*What the task asks*
Lift every line from the entries that includes the word "aluviales".

*Data entries*
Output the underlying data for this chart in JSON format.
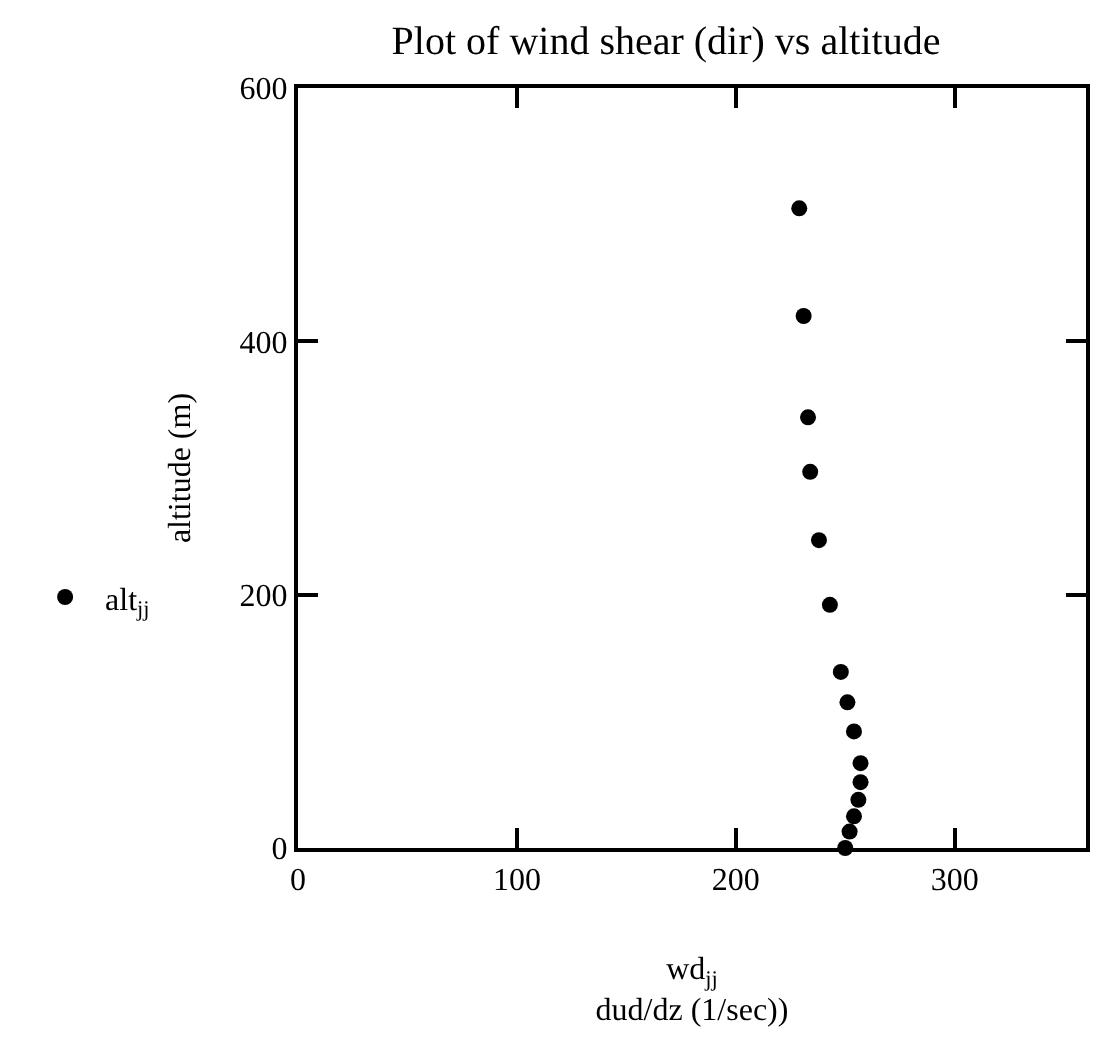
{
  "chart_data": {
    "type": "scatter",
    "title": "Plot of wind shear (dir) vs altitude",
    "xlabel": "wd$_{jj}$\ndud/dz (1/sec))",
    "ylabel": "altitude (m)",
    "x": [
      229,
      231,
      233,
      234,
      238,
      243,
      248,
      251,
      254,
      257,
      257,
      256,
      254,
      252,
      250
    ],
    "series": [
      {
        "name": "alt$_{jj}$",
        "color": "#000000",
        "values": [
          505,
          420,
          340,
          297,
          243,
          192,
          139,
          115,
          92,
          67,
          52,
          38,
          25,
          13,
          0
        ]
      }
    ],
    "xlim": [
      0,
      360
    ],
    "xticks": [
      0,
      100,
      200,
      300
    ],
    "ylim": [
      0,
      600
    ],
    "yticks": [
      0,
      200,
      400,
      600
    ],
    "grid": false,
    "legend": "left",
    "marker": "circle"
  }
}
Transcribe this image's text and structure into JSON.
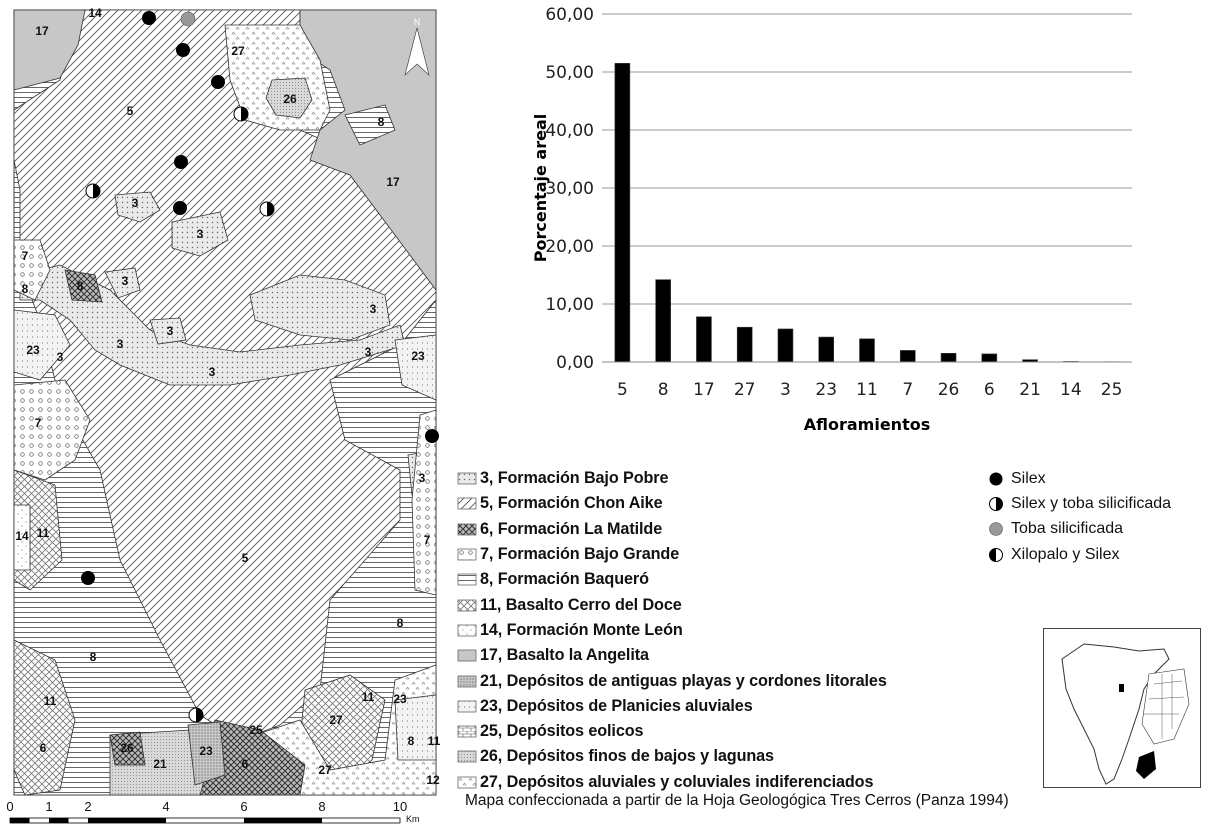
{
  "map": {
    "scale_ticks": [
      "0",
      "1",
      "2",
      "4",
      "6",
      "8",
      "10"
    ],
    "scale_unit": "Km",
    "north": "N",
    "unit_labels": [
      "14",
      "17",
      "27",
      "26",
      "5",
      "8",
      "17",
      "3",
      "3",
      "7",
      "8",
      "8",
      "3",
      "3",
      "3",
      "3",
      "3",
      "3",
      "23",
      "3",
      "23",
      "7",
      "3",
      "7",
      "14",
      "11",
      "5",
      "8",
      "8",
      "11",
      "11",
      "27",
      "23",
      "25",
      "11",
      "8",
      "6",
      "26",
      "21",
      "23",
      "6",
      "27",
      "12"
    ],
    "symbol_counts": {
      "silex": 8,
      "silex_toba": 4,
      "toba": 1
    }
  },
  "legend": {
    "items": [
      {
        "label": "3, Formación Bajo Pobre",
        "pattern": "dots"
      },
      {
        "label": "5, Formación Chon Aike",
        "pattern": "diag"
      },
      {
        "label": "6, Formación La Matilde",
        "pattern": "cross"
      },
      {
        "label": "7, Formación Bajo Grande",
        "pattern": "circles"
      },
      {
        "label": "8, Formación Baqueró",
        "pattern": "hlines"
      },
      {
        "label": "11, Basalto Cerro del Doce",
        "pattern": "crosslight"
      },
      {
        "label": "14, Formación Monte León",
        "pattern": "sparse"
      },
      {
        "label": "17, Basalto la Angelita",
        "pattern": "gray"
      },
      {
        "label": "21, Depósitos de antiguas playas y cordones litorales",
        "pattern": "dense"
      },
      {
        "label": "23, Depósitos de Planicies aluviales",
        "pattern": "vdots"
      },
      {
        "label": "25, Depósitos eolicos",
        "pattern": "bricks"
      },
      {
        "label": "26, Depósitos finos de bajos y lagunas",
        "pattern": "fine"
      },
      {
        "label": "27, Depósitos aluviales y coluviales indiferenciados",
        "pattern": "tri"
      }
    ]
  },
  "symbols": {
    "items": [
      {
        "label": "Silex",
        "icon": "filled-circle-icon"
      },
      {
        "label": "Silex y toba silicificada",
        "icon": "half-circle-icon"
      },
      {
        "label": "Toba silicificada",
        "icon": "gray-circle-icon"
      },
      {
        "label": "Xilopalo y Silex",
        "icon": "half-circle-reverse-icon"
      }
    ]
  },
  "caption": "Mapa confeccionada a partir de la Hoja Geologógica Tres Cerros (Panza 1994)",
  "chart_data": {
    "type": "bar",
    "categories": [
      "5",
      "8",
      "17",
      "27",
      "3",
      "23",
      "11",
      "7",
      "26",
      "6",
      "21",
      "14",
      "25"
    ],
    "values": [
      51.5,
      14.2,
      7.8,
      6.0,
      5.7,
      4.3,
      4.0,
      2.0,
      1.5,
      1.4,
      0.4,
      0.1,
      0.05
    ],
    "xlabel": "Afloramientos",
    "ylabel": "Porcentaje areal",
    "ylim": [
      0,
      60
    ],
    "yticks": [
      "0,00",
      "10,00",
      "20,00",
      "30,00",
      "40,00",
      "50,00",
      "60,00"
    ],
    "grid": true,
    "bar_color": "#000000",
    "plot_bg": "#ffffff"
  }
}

*Complete output*
        "label": "23, Depósitos de Planicies aluviales",
        "label": "27, Depósitos aluviales y coluviales indiferenciados",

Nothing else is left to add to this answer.